Required actions:
1. In the forum thread, what does TwistedWonder say has made him suddenly realize something is holding him back?
2. Rewrite the paragraph in the forum thread that begins "To be cynical....hes been building up to this" as a short bulleted list that keeps its main points.
3. Summarize the forum thread in two sentences.

Selected text:
Dontbeme · 13/02/2025 09:59

Anon645 · 13/02/2025 09:02

He has sent me a text saying these three things...

  1. His text today has said 'I want it to be you, I 1000% want it to be you but something is making me hold back'

2)Furthermore 'i don't want to stop seeing you. I don't want to let you go because I know how awesome you are and how rare it is find someone like you '

  1. Finally he has also said in the text 'everything marries up with us. In my head rationally we make PERFECT sense. We realy do. But something isn't right with me and it's making me resist and it doesn't make sense when I know how well suited we are '

OP I am so sorry. He is toying with you with that message, I bet the "something" holding him back is that you have your own wants and needs in a relationship and he wants it to be all about him, what he wants, what he needs and with no consideration for the other party. He is setting up a dynamic where you will try to "win" him back, make no demands of him and bend to his every whim. It may not feel like it now, but you have dodged a bullet and it is clear as day why he is divorcing, I bet she got sick of his nonsense too.

TwistedWonder · 13/02/2025 10:05

OP - you’re devastated and we do all understand that but his message is very emotionally manipulative and hes getting you to do the pick me dance to prove your worth to him.

I would guarantee that the fact you’ve taken sex off the table has made him suddenly realise there’s something holding him back.

Please don’t fall for his manipulation OP - this man does not want a LTR with you

Lobelia123 · 13/02/2025 10:18

To be cynical....hes been building up to this. This didnt come out of nowhere. he's had two practice runs and then drawn back after gaging your reaction and double checking his feelings, and now hes put the bullet in the chamber and pulled the trigger. You cant see it int he moment, but youve dodged a bullet. He could have strung you along for the next two years or longer. He may be nice, he may be fun, he may be your ideal man, but he's not an option. hang on to your dignity, and move on. And for FFS dont fall for the late night texts, soul seraching conversations etc etc. Tell him you understand, he lost out but its his choice and you are moving on. Even better if you can fake a light hearted, thank you for being honest, Ive had a niggle about this relationship for a while too and trying to get to the bottom of it, I think the crux of it is that you are not the right person for me. All the best and have a nic elife, bye....

Anon645 · 13/02/2025 10:31

I've said to him he needs to feel my absence and if he misses me we can meet and talk , but if we doesn't then we won't.

OP posts:
OhBow · 13/02/2025 10:36

I'm sorry you're upset OP.

But I'm cross with him, the way he's phrasing it - such mind games!

It's not very decent of him to be all "you're the one" but also "we can't be together" as some random ethereal aspect of his brain/soul/heart isn't letting him.

Sounds unhinged quite frankly.

If he cared at all about your fragile mental health he'd be much more gentle and clear.

Please reach out for help to a therapist, and gather all your friends around you.

penelopelondon · 13/02/2025 10:39

"So as soon as you tell him sex is off the table, he realises that he’s not ready to continue the relationship"

Collected data
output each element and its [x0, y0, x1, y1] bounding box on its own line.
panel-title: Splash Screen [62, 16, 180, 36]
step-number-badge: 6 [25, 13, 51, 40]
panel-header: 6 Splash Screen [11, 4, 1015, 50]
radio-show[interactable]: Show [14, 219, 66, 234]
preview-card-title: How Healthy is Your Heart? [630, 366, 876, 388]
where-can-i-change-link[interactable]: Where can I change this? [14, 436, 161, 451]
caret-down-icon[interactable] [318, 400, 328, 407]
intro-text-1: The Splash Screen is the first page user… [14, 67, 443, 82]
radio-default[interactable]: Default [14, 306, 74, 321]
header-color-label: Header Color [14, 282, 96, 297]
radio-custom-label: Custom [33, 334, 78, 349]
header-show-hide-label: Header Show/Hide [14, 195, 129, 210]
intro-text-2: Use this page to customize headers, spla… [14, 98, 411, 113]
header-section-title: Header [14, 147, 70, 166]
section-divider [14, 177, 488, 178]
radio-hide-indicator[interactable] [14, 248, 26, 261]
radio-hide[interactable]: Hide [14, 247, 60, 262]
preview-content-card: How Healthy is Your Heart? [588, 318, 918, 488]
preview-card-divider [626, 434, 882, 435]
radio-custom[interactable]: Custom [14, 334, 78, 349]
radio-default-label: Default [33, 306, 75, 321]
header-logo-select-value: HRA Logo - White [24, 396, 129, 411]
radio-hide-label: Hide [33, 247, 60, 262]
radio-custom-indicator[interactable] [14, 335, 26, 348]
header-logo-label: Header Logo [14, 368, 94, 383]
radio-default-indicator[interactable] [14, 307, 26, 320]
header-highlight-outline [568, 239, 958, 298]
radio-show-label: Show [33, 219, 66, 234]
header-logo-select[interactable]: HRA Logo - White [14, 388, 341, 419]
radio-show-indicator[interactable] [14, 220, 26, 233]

Responses by item number:
1. The fact that sex has been taken off the table.

2.
- This didn't come out of nowhere: he had two practice runs, drew back after gauging the reaction and checking his feelings, and has now ended it.
- The original poster has dodged a bullet, since he could have strung things along for two years or longer.
- However nice, fun or ideal he is, he is not an option, so keep your dignity and move on.
- Don't fall for late-night texts or soul-searching conversations.
- Tell him you understand, that it's his loss and his choice, and that you are moving on. Even better, fake a lighthearted reply thanking him for his honesty and saying he isn't the right person for you.

3. Anon645 shares a text in which he says he wants it to be Anon645 and that they make perfect sense, but something is making him hold back. Replies call the message manipulative, suggest the change came after sex was taken off the table, and urge Anon645 to move on and seek support.